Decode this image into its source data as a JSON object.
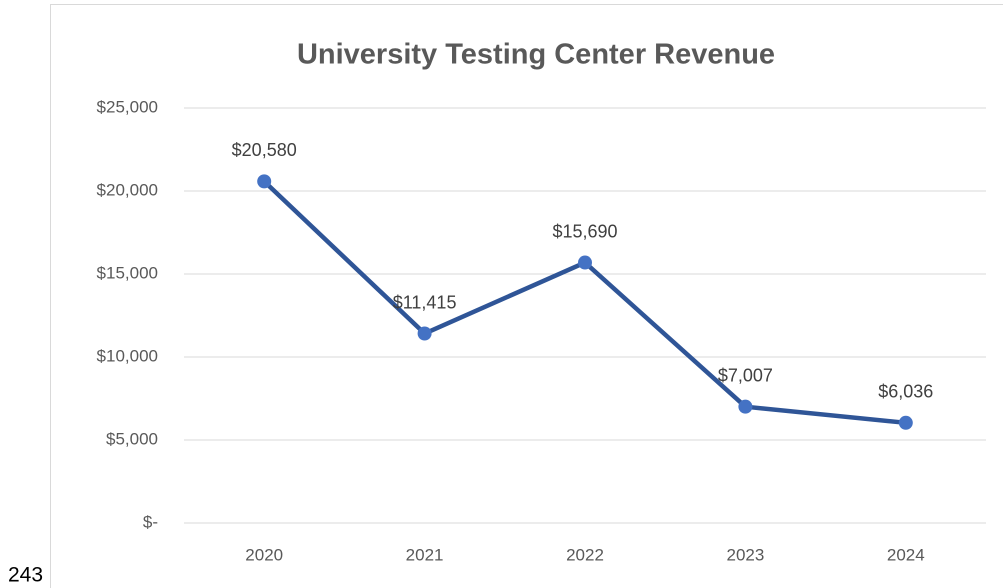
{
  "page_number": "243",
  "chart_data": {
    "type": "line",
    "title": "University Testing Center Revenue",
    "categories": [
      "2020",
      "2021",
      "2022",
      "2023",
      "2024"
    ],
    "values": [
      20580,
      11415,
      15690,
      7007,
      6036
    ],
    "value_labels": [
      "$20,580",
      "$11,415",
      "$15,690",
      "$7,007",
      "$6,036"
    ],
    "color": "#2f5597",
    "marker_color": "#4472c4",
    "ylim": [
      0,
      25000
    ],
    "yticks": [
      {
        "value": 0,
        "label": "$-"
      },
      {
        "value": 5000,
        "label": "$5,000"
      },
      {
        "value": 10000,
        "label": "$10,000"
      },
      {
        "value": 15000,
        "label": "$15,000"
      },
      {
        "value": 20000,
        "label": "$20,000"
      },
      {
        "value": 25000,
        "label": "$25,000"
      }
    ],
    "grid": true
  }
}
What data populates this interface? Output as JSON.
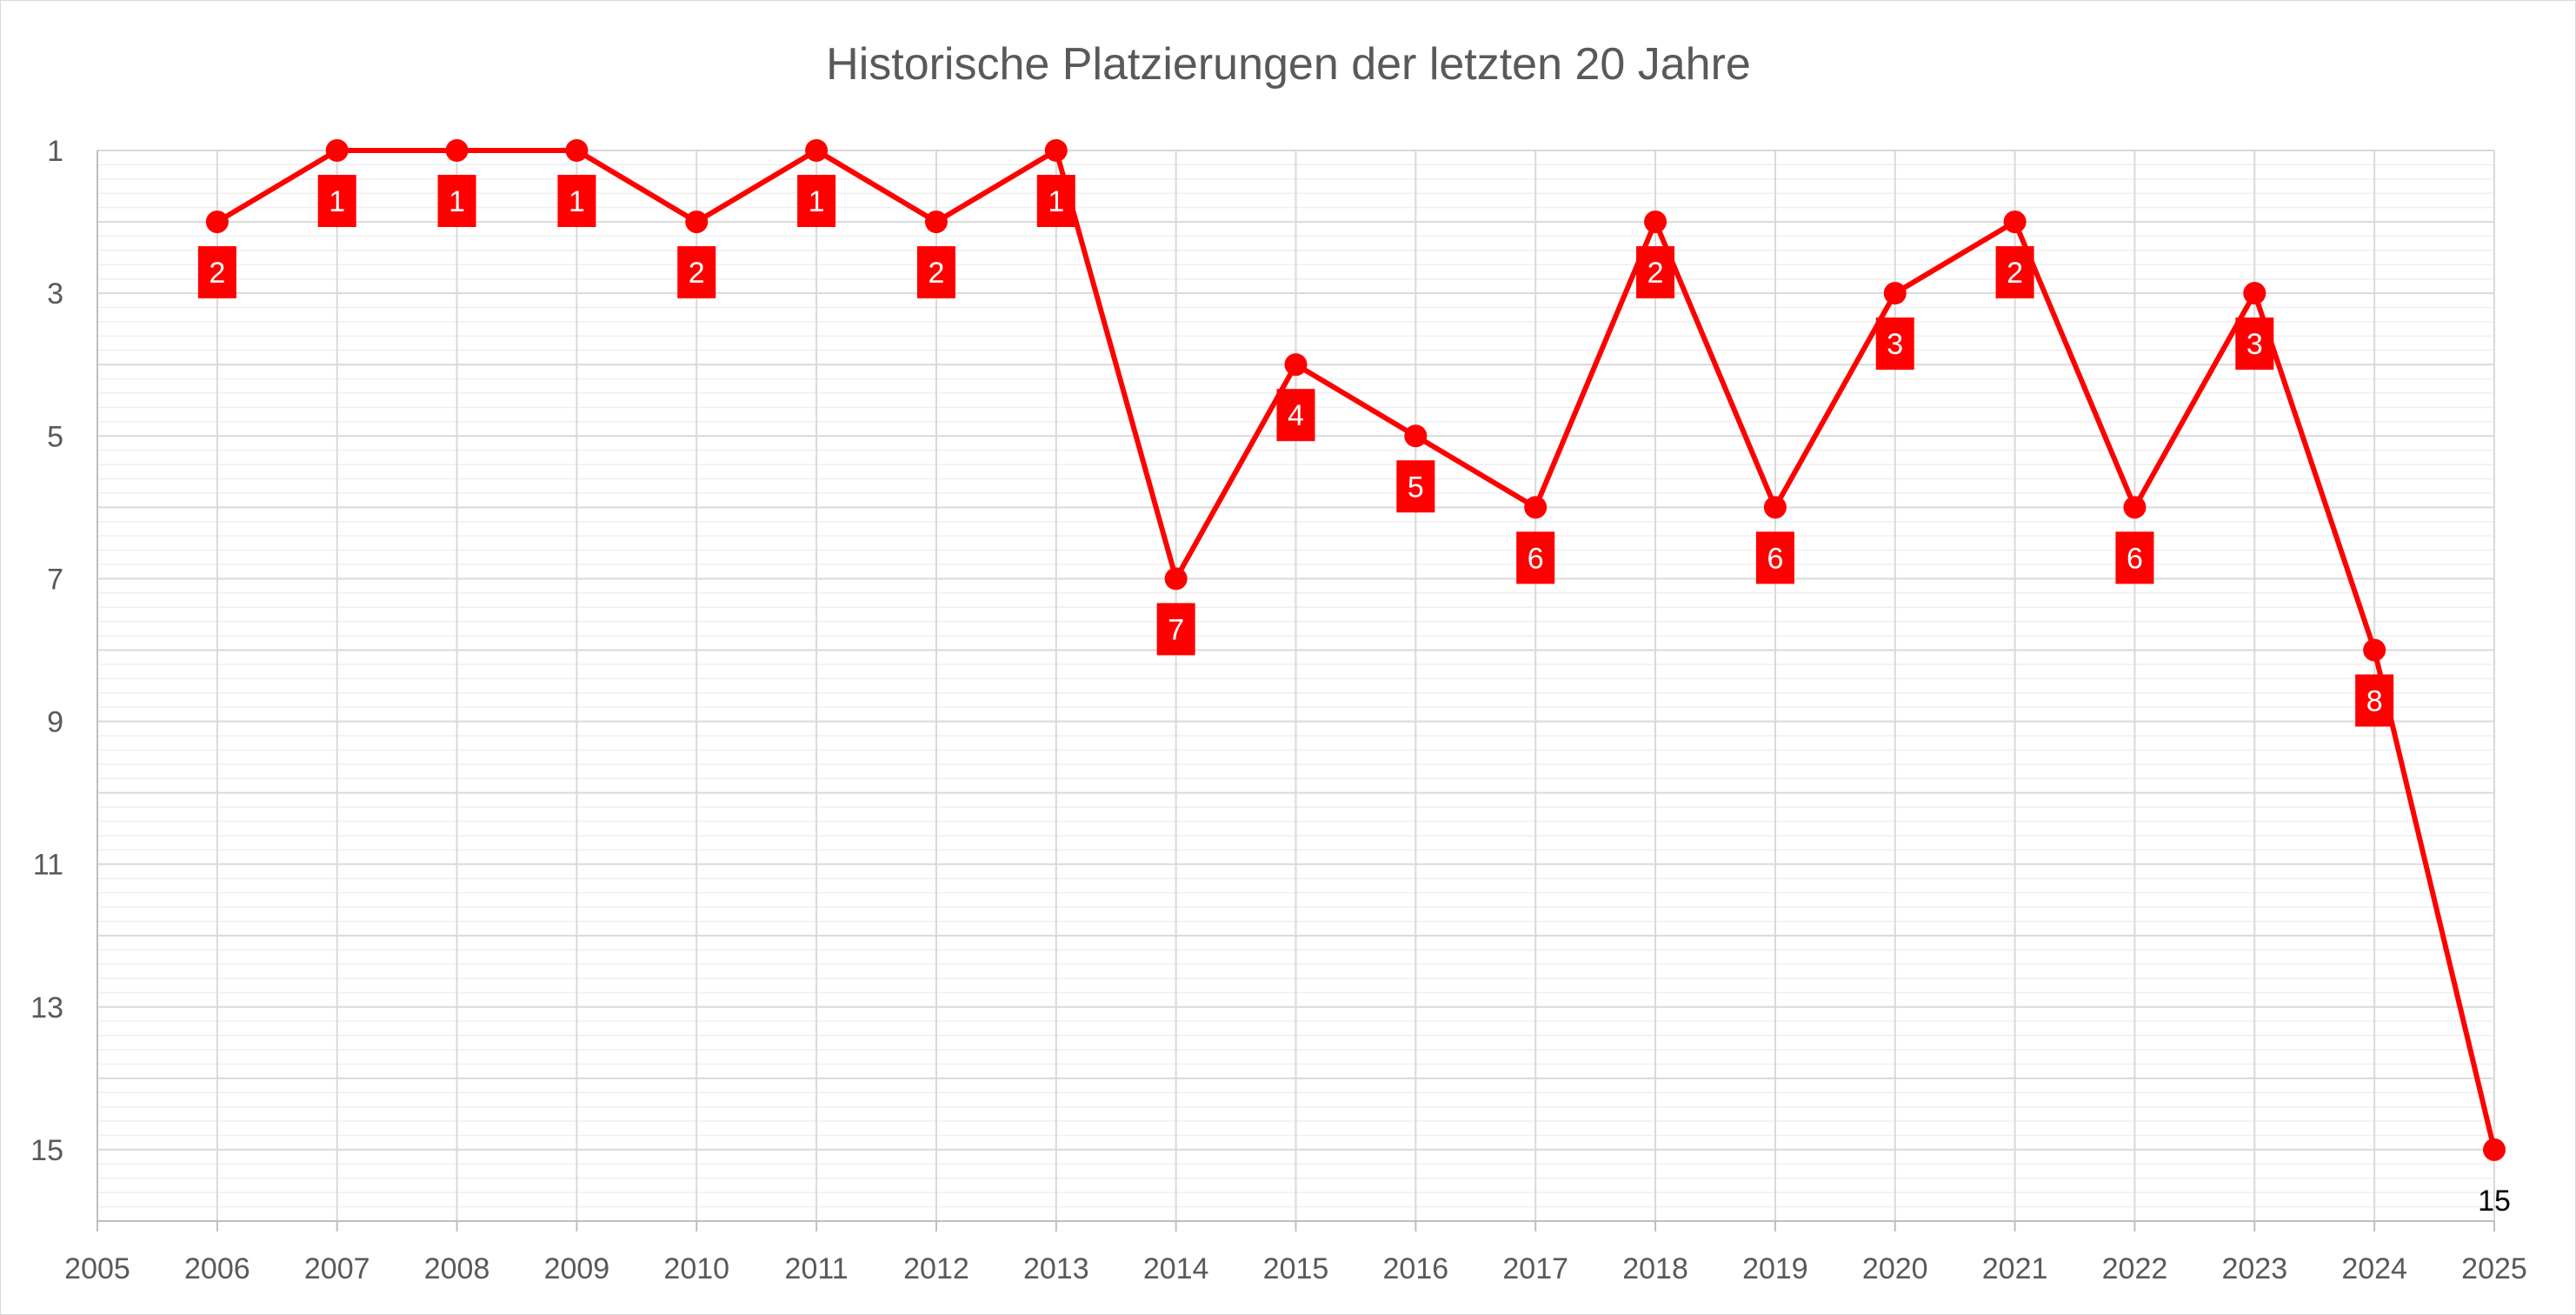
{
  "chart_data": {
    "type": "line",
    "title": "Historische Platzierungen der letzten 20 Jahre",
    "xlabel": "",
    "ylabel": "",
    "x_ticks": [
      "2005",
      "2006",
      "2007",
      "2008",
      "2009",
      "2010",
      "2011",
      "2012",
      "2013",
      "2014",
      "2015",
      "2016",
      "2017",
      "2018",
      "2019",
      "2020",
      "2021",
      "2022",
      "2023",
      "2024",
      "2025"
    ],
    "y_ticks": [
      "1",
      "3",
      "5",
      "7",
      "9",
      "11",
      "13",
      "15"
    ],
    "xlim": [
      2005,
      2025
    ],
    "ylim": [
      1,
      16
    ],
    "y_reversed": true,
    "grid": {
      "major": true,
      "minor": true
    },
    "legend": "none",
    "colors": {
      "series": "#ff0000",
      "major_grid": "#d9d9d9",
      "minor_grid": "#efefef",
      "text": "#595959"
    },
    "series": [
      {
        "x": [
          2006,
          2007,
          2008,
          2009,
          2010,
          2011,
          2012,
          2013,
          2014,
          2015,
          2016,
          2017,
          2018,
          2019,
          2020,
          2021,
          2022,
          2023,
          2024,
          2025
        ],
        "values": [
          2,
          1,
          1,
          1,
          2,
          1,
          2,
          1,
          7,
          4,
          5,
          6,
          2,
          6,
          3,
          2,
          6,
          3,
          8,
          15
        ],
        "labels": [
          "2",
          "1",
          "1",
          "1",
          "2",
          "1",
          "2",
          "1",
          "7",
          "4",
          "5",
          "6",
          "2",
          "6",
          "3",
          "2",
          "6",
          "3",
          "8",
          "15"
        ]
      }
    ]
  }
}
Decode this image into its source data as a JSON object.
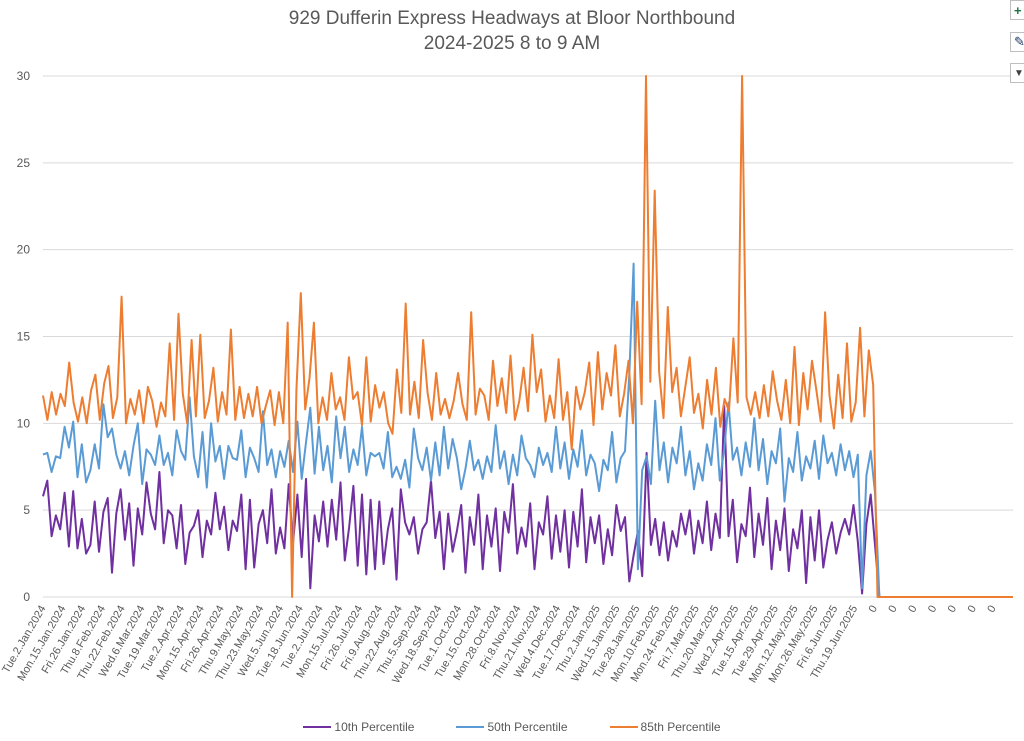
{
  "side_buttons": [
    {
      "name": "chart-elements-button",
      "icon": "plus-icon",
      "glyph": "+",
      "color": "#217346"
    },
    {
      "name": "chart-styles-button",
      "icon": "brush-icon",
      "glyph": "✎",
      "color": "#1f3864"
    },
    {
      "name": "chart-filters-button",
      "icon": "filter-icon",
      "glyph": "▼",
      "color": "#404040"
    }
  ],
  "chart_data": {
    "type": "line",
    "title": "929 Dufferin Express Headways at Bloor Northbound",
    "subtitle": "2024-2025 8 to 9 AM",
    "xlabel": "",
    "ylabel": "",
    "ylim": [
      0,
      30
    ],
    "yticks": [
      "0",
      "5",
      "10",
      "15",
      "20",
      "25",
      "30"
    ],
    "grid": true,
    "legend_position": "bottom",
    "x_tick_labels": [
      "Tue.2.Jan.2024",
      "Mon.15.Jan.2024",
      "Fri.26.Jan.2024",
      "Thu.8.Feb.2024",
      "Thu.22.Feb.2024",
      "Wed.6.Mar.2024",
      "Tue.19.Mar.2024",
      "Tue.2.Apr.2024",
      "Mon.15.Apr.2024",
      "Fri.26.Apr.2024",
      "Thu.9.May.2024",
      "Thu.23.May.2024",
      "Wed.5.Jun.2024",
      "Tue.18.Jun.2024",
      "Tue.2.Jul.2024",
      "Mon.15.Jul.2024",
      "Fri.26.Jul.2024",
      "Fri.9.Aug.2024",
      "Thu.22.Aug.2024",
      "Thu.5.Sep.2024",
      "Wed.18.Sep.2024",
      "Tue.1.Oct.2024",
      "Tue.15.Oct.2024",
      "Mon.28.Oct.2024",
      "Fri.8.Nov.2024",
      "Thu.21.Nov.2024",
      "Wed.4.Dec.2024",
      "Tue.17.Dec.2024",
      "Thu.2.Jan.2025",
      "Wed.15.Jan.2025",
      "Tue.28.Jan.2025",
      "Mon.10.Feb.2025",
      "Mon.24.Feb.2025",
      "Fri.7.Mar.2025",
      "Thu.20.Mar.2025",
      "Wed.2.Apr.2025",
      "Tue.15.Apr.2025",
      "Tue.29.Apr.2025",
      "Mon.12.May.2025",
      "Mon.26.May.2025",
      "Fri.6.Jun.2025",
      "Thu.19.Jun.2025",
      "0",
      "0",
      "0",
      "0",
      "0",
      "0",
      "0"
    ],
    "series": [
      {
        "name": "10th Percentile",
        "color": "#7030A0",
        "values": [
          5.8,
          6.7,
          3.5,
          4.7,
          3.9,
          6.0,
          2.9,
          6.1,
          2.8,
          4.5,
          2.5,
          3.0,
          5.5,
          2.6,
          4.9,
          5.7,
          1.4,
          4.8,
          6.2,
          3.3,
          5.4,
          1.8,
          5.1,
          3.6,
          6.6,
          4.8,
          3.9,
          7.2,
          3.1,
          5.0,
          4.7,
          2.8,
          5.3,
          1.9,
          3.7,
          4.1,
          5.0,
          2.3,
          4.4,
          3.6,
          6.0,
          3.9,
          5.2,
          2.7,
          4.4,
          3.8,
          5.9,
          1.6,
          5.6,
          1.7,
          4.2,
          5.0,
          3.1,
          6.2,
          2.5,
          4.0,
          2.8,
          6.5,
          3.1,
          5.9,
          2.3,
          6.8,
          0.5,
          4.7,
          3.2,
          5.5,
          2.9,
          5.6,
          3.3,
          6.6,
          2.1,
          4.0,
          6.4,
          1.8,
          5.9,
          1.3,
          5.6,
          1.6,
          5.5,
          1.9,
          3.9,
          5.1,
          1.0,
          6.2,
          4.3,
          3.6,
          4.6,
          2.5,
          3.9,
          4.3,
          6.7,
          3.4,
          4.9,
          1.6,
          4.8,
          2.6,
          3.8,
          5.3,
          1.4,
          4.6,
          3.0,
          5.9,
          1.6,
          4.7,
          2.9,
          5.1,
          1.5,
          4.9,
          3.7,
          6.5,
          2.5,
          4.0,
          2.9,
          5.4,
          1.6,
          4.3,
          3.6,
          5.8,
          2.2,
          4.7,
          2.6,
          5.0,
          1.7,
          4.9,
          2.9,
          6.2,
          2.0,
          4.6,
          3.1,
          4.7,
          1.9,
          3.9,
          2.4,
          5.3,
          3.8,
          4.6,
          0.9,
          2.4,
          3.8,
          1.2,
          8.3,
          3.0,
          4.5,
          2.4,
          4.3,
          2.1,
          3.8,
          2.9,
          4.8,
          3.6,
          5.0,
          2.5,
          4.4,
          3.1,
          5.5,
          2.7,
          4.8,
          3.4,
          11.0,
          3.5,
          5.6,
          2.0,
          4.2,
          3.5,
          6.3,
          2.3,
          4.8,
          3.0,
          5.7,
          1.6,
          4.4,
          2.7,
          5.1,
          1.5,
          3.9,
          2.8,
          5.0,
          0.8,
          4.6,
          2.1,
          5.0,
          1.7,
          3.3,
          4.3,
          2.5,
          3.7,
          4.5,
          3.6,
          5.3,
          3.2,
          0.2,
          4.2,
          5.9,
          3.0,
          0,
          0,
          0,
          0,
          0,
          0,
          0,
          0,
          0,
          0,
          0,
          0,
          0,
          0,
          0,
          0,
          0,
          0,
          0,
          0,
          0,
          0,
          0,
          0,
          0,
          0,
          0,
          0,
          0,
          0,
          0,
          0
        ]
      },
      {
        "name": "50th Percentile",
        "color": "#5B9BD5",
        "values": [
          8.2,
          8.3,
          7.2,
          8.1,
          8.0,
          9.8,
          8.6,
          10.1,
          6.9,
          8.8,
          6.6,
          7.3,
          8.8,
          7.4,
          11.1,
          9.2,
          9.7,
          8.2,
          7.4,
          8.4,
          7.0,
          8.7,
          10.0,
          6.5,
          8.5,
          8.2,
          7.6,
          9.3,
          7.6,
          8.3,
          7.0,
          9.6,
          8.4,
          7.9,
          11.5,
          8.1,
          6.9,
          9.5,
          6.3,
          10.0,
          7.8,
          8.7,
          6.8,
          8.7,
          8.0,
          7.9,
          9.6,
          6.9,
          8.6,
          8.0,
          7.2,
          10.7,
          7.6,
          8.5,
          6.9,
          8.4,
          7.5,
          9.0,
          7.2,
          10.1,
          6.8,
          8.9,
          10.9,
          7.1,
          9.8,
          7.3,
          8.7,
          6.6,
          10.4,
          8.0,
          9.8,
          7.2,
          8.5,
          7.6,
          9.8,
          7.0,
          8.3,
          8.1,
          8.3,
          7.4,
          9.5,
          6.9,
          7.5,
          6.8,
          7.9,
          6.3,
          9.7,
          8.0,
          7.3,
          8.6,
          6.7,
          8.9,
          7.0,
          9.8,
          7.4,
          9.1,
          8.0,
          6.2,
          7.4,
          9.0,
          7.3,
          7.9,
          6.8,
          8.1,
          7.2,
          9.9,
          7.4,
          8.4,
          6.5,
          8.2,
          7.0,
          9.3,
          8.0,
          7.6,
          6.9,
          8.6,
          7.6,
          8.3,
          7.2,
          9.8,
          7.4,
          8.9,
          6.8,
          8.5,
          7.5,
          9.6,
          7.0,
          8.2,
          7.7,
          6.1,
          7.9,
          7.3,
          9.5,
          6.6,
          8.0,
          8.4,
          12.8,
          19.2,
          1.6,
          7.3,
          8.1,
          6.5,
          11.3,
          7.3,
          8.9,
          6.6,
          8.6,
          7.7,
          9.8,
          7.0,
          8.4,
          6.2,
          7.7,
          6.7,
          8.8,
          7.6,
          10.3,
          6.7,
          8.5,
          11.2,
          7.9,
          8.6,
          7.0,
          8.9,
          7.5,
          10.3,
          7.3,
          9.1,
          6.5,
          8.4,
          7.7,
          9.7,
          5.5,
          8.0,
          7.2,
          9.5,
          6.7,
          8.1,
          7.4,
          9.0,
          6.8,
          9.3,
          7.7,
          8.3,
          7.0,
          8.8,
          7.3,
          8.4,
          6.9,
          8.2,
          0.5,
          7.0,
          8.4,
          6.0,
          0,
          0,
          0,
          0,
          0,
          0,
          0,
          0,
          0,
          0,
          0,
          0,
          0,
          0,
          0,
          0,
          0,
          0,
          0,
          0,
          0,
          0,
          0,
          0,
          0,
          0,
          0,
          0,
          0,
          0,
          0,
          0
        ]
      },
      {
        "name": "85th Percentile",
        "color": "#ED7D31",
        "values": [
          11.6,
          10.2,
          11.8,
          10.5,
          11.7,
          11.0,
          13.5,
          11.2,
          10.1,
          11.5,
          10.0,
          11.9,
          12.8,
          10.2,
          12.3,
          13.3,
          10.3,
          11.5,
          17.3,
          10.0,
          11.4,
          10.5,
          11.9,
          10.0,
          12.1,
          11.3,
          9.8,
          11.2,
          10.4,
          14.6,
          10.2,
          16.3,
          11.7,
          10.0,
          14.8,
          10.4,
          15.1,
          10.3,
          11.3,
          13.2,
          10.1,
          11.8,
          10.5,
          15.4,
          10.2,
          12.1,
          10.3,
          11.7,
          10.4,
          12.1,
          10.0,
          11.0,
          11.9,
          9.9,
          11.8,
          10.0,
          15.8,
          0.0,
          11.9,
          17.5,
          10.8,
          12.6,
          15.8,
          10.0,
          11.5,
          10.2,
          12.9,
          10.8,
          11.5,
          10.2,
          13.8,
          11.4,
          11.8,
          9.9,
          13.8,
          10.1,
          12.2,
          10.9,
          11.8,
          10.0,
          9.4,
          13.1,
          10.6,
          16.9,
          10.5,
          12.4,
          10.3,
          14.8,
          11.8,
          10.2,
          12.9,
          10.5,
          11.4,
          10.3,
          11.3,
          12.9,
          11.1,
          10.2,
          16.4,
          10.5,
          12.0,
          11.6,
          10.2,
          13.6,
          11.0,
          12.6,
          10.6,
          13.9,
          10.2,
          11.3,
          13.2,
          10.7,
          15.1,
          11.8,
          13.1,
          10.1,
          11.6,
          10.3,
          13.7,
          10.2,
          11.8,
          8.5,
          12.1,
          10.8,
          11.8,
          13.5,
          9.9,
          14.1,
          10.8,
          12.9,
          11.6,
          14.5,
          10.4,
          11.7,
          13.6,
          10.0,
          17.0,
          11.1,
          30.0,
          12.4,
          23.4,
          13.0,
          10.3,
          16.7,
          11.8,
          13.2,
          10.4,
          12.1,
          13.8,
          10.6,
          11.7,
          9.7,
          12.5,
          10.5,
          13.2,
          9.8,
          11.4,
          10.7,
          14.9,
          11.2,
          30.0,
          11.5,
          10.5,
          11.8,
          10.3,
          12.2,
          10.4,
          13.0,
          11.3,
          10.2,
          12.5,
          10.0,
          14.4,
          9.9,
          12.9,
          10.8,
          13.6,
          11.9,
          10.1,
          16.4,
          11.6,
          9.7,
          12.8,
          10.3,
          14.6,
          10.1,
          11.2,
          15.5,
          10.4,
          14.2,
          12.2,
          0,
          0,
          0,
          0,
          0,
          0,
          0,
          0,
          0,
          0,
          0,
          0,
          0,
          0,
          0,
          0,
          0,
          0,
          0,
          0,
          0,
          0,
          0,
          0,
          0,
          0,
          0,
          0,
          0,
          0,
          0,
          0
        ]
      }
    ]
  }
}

______

Check each line above for the string "Percentile" and show the ones that have it.

> [Written answer]
        "name": "10th Percentile",
        "name": "50th Percentile",
        "name": "85th Percentile",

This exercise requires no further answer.